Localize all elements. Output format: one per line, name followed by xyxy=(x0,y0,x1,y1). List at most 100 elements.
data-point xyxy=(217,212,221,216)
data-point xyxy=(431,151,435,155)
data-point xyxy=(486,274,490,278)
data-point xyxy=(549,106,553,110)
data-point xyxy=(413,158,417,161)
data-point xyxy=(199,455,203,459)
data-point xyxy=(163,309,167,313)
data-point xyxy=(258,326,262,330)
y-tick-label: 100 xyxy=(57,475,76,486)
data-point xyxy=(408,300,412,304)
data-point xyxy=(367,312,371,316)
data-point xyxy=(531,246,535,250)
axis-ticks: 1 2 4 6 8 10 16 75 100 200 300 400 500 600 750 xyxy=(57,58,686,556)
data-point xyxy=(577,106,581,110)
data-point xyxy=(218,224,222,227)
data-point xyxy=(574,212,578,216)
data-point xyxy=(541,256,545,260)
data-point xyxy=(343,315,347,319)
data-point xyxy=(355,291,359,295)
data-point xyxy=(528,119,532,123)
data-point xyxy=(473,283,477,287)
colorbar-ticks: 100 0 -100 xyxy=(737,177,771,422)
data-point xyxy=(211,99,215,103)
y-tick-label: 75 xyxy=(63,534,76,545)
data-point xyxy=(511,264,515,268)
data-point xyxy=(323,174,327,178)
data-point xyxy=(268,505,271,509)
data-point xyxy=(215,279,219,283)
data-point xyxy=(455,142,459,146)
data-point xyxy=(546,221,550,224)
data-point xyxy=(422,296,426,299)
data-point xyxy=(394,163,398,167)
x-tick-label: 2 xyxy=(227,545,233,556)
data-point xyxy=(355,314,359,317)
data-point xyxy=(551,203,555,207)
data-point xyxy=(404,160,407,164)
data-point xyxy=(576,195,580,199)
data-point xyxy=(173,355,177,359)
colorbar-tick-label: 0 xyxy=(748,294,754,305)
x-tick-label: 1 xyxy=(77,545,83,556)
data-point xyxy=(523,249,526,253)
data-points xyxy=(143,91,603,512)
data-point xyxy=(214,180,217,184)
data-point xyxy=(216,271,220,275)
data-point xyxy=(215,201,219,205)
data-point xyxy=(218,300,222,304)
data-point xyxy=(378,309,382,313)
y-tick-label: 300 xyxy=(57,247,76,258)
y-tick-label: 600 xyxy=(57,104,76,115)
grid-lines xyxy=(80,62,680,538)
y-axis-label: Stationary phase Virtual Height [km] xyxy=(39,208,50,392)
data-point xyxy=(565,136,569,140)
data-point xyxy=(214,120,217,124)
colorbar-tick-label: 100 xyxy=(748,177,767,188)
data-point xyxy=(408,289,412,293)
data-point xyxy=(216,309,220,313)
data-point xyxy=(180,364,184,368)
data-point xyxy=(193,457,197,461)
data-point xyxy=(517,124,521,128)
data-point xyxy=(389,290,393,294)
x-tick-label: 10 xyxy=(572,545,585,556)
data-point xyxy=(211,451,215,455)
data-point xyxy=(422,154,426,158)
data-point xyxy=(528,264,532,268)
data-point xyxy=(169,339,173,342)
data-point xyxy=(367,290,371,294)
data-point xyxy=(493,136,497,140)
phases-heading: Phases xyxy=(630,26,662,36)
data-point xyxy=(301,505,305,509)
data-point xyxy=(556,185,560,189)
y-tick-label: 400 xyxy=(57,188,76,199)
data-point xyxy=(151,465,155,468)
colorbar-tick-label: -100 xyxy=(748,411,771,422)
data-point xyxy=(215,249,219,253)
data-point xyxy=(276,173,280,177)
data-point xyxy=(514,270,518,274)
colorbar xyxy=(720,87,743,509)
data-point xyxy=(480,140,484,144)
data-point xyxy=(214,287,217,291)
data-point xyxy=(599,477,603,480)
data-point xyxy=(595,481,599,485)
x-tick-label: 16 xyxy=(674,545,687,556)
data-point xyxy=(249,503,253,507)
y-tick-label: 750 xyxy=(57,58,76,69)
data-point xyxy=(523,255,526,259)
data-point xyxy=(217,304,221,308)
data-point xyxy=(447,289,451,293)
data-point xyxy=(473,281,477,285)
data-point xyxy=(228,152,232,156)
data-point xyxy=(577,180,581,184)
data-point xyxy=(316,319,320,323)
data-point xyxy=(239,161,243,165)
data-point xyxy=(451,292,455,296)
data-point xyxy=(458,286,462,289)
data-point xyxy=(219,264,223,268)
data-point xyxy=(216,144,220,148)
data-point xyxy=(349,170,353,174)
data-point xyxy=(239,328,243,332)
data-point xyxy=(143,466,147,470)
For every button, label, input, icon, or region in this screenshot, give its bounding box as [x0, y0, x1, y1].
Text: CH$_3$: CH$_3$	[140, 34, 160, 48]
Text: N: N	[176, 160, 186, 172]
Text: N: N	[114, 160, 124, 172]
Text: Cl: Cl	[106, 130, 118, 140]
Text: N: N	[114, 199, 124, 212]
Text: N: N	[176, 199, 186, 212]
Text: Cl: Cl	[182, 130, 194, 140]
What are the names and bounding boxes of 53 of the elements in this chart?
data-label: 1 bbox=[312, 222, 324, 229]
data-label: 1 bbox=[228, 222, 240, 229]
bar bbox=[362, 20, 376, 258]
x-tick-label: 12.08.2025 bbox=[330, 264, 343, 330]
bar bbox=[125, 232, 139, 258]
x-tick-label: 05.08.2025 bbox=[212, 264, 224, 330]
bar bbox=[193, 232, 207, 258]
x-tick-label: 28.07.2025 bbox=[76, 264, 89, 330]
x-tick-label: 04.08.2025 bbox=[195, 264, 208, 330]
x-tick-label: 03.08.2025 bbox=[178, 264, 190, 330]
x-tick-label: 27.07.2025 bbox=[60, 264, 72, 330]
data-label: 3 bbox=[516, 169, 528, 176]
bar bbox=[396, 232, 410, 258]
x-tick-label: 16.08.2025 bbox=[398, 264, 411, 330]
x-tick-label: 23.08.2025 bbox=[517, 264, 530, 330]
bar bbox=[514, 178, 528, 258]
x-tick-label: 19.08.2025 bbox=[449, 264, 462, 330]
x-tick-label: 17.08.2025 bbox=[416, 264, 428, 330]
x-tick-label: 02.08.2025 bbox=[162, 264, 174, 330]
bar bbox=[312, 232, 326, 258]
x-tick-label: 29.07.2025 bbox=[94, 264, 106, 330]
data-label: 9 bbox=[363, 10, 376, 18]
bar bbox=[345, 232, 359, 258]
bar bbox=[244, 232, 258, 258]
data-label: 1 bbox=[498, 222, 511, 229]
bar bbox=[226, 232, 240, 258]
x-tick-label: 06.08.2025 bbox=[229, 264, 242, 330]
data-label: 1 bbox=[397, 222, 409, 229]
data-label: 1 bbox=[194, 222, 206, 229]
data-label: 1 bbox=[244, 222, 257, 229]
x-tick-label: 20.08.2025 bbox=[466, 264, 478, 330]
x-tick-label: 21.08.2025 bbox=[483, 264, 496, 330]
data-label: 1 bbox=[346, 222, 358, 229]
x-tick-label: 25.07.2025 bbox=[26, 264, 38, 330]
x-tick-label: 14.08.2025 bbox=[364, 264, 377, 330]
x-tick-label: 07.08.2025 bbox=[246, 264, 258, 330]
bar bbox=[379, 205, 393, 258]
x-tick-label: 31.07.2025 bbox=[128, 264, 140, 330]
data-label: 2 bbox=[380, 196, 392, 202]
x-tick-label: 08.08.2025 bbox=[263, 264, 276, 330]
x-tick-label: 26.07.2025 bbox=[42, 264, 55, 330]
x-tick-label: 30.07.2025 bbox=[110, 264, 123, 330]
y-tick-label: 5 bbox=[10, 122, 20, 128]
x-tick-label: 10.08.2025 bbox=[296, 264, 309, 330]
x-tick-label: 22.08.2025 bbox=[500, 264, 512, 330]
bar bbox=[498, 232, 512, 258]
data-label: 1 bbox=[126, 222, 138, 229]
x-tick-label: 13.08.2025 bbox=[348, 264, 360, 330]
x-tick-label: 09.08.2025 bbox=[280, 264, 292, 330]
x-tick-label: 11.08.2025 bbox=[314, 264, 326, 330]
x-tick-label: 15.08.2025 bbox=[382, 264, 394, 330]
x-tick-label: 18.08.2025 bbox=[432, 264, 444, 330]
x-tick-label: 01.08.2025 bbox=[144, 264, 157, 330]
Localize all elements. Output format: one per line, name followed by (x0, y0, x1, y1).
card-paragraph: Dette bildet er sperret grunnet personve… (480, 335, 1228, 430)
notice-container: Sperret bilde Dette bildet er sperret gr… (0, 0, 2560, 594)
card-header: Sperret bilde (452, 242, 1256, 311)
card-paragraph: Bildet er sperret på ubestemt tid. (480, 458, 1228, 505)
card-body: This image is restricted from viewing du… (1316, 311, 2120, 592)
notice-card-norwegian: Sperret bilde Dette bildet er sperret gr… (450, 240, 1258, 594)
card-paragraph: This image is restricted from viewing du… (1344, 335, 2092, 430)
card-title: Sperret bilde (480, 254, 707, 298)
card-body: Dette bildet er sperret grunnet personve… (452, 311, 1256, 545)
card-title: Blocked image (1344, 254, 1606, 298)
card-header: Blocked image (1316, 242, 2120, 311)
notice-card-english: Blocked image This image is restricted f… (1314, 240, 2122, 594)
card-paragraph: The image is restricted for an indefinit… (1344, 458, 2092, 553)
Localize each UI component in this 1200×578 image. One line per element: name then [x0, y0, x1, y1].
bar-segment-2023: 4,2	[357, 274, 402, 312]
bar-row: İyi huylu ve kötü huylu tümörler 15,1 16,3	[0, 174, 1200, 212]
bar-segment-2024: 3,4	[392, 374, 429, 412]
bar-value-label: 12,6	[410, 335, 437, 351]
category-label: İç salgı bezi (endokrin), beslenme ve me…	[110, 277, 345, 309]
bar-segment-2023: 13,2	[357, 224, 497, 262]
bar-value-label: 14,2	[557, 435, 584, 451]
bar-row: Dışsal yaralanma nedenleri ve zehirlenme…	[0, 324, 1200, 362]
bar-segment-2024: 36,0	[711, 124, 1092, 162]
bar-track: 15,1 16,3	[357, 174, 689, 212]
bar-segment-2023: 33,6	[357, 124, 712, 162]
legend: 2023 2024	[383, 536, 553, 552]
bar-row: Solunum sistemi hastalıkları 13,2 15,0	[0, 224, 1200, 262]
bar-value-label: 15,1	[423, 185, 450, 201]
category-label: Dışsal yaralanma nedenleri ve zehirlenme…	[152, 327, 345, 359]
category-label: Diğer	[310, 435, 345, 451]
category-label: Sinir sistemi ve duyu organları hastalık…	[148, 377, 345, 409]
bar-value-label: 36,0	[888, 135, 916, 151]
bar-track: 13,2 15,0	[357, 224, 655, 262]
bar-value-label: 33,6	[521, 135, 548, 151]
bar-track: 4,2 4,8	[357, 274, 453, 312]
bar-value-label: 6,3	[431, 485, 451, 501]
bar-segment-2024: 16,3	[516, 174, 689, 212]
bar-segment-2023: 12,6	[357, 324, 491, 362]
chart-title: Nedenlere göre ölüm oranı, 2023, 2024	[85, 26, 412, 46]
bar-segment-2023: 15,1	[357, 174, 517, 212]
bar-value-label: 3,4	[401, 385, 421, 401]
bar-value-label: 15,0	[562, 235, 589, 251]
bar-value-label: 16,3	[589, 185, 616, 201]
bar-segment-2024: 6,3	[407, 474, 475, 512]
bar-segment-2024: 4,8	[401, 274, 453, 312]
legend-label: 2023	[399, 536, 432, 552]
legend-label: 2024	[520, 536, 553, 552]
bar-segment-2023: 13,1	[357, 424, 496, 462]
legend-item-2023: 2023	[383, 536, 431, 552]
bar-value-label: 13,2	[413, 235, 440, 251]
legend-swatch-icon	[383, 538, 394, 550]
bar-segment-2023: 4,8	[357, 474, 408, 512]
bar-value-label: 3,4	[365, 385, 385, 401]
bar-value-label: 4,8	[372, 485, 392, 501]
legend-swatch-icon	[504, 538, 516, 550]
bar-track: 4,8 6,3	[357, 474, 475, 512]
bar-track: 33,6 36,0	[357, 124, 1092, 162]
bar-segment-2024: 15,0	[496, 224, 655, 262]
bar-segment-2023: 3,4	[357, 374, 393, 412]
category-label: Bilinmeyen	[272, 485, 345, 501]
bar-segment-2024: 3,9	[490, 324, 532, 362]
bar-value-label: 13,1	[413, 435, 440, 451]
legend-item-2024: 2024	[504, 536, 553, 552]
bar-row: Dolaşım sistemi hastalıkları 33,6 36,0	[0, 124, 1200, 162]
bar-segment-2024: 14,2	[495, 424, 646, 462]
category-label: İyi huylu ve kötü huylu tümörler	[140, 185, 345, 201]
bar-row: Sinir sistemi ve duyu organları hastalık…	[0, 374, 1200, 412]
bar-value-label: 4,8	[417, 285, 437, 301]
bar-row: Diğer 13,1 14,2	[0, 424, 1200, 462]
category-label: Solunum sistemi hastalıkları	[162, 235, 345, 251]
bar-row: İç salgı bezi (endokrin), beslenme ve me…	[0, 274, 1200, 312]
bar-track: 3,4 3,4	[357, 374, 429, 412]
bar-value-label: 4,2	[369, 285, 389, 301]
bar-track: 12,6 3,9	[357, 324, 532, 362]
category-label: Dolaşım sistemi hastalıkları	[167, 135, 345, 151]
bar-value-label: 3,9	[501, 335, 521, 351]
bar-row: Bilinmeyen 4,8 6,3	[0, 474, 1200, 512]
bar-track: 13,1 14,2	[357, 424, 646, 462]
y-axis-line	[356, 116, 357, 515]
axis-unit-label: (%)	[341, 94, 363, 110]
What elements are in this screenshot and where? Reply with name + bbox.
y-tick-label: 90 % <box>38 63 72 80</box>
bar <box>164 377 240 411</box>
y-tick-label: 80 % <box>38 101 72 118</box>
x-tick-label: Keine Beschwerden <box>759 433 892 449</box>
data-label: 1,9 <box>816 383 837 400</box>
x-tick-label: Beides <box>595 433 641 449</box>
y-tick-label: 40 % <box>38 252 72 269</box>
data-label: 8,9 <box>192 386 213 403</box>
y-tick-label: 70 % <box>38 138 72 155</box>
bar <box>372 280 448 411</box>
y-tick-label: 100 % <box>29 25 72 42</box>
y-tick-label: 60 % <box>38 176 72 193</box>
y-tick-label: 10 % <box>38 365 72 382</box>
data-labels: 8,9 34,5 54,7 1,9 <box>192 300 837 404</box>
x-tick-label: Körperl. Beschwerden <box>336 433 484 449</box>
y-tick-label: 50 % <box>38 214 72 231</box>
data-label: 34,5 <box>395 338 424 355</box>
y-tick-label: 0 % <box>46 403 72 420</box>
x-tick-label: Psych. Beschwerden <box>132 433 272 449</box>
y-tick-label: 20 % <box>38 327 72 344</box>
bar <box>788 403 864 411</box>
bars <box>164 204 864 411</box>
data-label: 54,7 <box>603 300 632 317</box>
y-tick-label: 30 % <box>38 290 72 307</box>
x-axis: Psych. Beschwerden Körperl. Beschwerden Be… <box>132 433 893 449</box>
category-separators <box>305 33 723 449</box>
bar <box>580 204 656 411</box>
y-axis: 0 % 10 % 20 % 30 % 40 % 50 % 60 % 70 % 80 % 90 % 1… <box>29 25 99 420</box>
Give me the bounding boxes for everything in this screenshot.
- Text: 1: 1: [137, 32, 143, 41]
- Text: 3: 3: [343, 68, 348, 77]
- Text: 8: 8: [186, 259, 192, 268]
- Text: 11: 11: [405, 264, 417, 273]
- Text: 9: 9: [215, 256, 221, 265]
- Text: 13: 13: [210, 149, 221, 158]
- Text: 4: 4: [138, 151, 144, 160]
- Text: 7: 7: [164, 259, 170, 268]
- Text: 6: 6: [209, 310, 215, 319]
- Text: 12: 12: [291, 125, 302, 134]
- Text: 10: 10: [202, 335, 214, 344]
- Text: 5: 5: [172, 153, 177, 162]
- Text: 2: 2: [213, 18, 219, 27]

■ ■ ■ ■ ■ ■ ■

**What this task involves:** Copy out word for word everything from the start of the items down to the line containing "data-point xyxy=(413,158,417,161)", including that line.

**Exercise response:**
Localize all elements. Output format: one per line, name followed by xyxy=(x0,y0,x1,y1). List at most 100 elements.
data-point xyxy=(217,212,221,216)
data-point xyxy=(431,151,435,155)
data-point xyxy=(486,274,490,278)
data-point xyxy=(549,106,553,110)
data-point xyxy=(413,158,417,161)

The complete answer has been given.